▶ _EXERCISE INSTRUCTIONS_
Scan the data below for the string "noms". Show every line where it turns up.

▶ _DATA SHOWN_
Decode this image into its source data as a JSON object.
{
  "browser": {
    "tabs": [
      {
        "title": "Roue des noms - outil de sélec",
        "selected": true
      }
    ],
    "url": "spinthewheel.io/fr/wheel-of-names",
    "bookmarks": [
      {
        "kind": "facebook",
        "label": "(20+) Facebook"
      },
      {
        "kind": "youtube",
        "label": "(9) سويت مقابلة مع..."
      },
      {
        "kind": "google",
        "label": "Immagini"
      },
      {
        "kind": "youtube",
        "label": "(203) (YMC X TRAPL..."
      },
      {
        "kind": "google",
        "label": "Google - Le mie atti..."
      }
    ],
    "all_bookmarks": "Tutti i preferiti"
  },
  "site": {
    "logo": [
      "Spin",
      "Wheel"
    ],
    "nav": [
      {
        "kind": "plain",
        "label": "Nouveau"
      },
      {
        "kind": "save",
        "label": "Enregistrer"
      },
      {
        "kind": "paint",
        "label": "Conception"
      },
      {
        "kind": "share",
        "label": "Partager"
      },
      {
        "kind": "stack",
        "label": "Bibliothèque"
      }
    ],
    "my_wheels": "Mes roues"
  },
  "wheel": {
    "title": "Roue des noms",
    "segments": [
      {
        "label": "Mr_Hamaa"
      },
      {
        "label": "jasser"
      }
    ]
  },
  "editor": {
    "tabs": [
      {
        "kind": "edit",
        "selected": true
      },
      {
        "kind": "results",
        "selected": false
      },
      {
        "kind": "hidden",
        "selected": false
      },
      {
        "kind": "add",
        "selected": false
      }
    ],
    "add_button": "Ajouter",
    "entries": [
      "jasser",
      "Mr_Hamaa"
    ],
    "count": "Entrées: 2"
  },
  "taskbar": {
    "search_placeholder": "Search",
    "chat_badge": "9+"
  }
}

▶ _OUTPUT FOR THIS EXERCISE_
        "title": "Roue des noms - outil de sélec",
    "title": "Roue des noms",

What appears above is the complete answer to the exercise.